Do this: Show only lines that include "body".

Data supplied:
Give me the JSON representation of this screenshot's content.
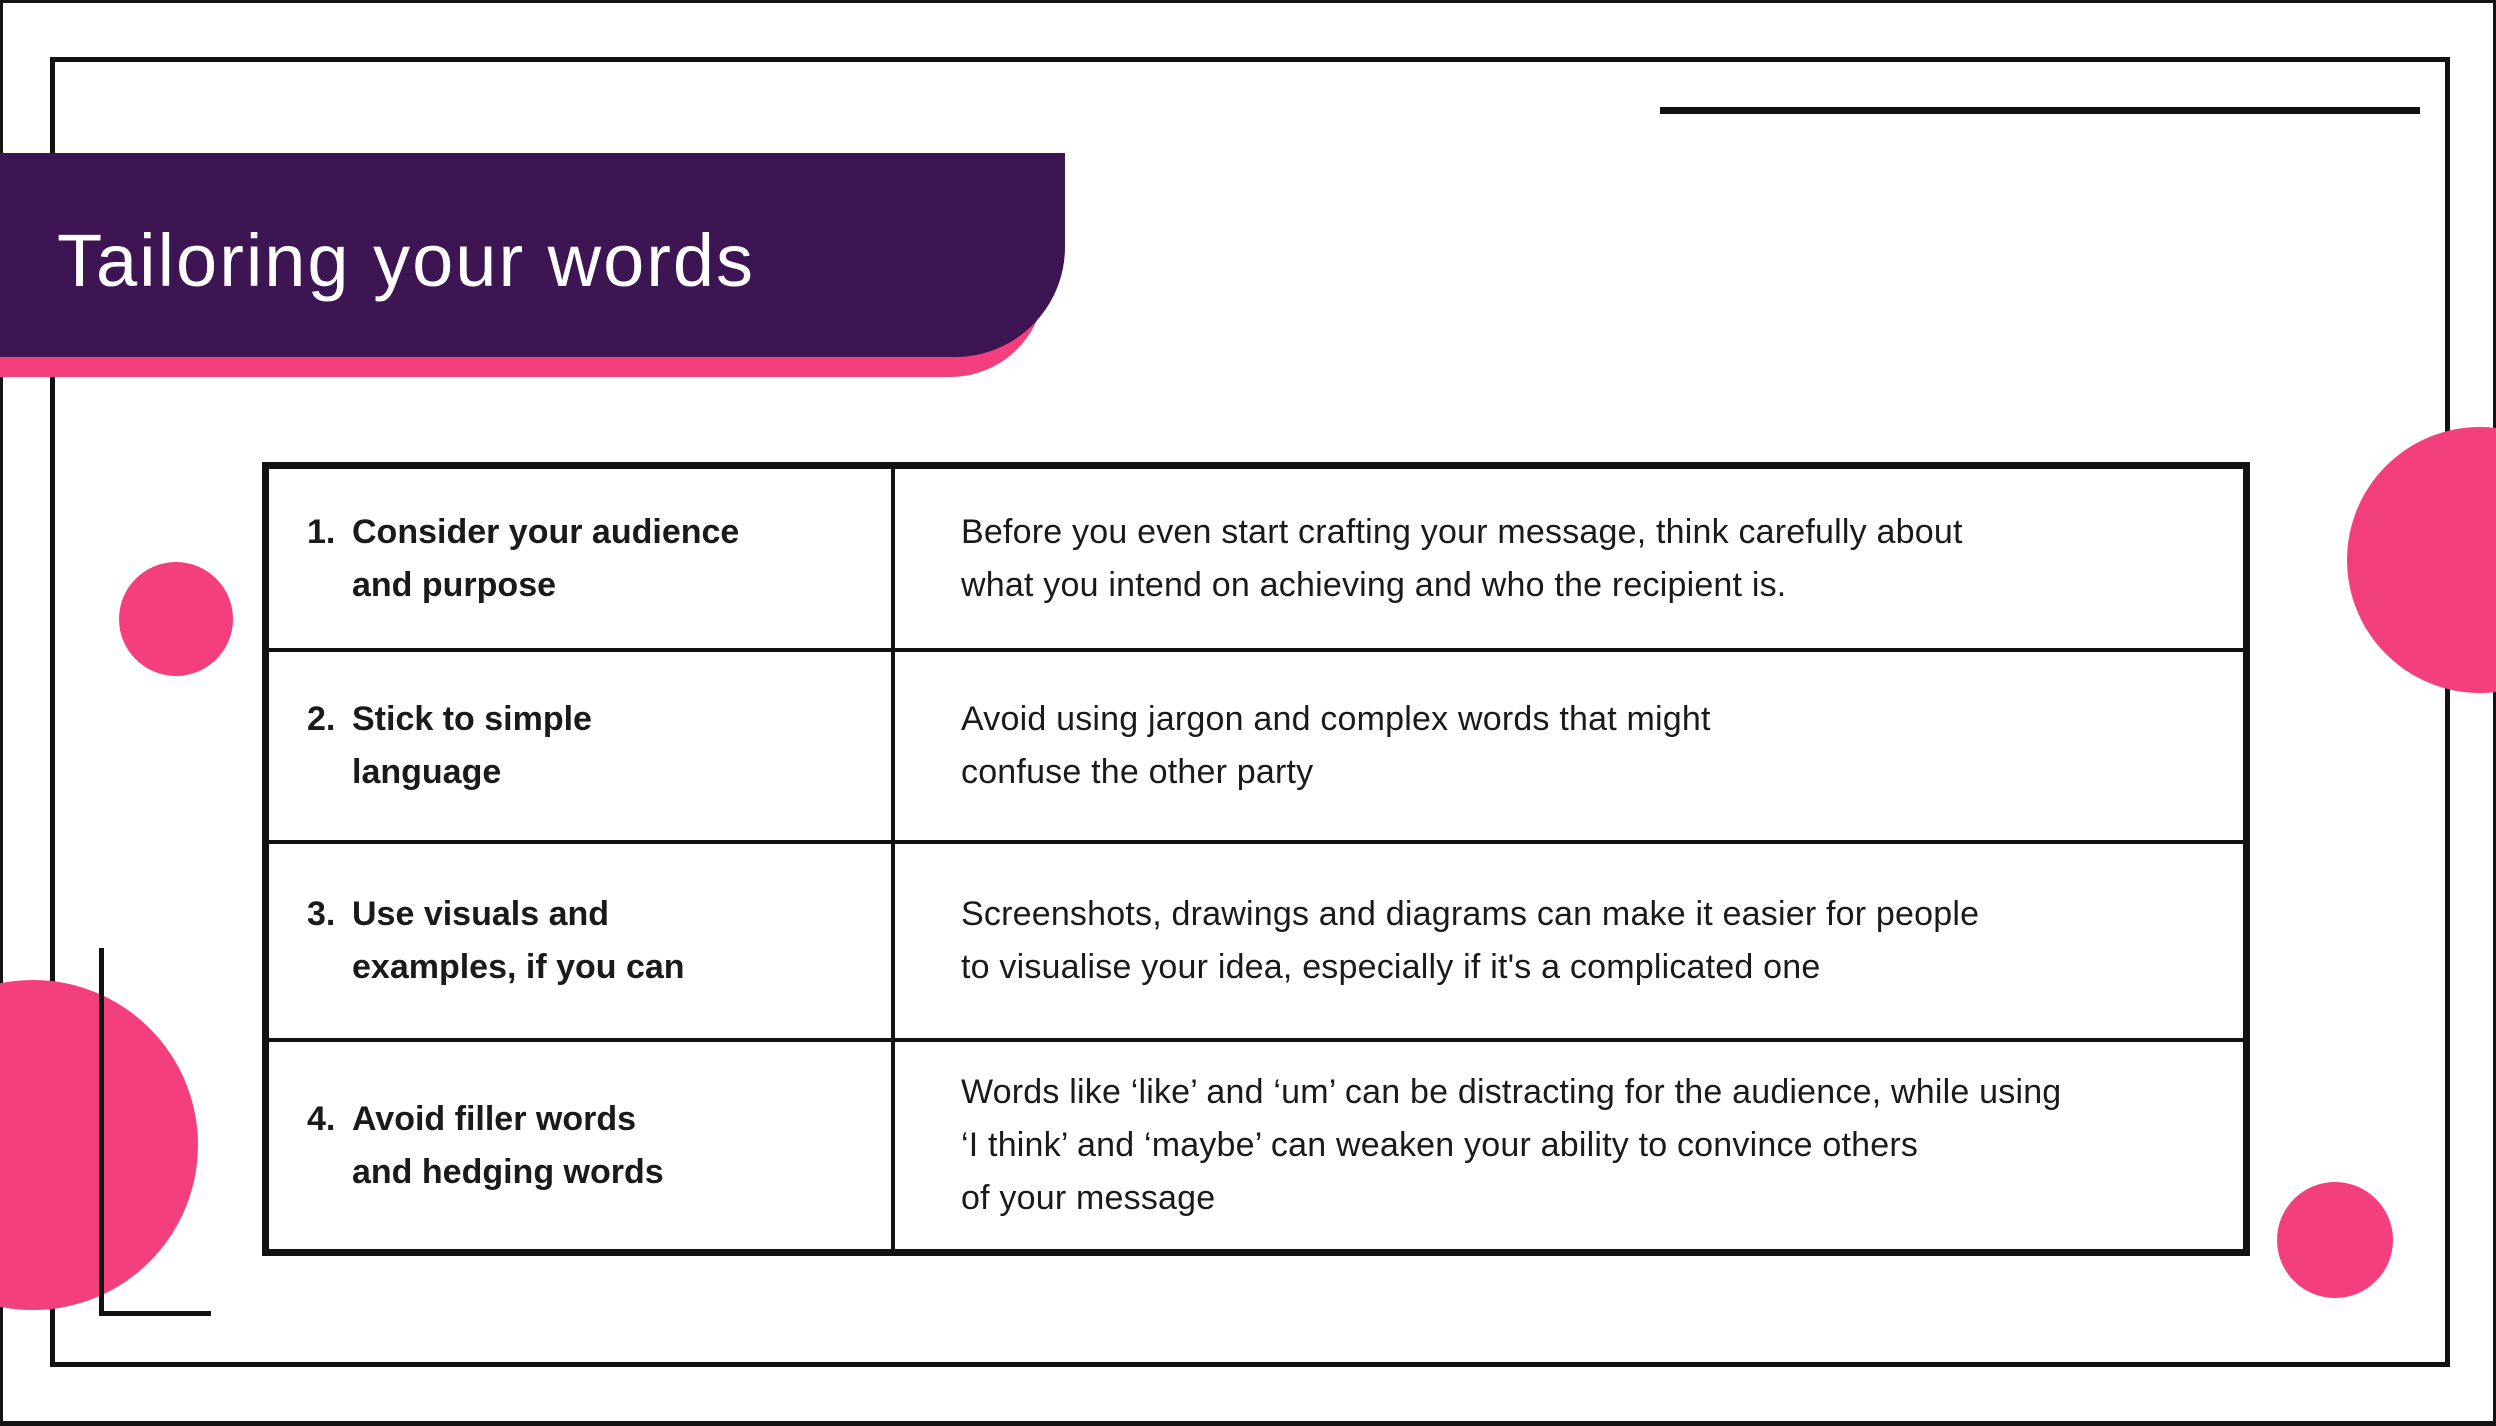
{
  "slide": {
    "title": "Tailoring your words",
    "colors": {
      "purple": "#3d1552",
      "pink": "#f43f7f",
      "line": "#121212"
    },
    "decorations": {
      "accent_line": "horizontal-rule-top-right",
      "corner_bracket": "bottom-left",
      "circles": [
        "left-small",
        "left-large-clipped",
        "right-large-clipped",
        "right-small"
      ]
    },
    "table": {
      "rows": [
        {
          "num": "1.",
          "heading": "Consider your audience\nand purpose",
          "body": "Before you even start crafting your message, think carefully about\nwhat you intend on achieving and who the recipient is."
        },
        {
          "num": "2.",
          "heading": "Stick to simple\nlanguage",
          "body": "Avoid using jargon and complex words that might\nconfuse the other party"
        },
        {
          "num": "3.",
          "heading": "Use visuals and\nexamples, if you can",
          "body": "Screenshots, drawings and diagrams can make it easier for people\nto visualise your idea, especially if it's a complicated one"
        },
        {
          "num": "4.",
          "heading": "Avoid filler words\nand hedging words",
          "body": "Words like ‘like’ and ‘um’ can be distracting for the audience, while using\n‘I think’ and ‘maybe’ can weaken your ability to convince others\nof your message"
        }
      ]
    }
  }
}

Answer below:
          "body": "Before you even start crafting your message, think carefully about\nwhat you intend on achieving and who the recipient is."
          "body": "Avoid using jargon and complex words that might\nconfuse the other party"
          "body": "Screenshots, drawings and diagrams can make it easier for people\nto visualise your idea, especially if it's a complicated one"
          "body": "Words like ‘like’ and ‘um’ can be distracting for the audience, while using\n‘I think’ and ‘maybe’ can weaken your ability to convince others\nof your message"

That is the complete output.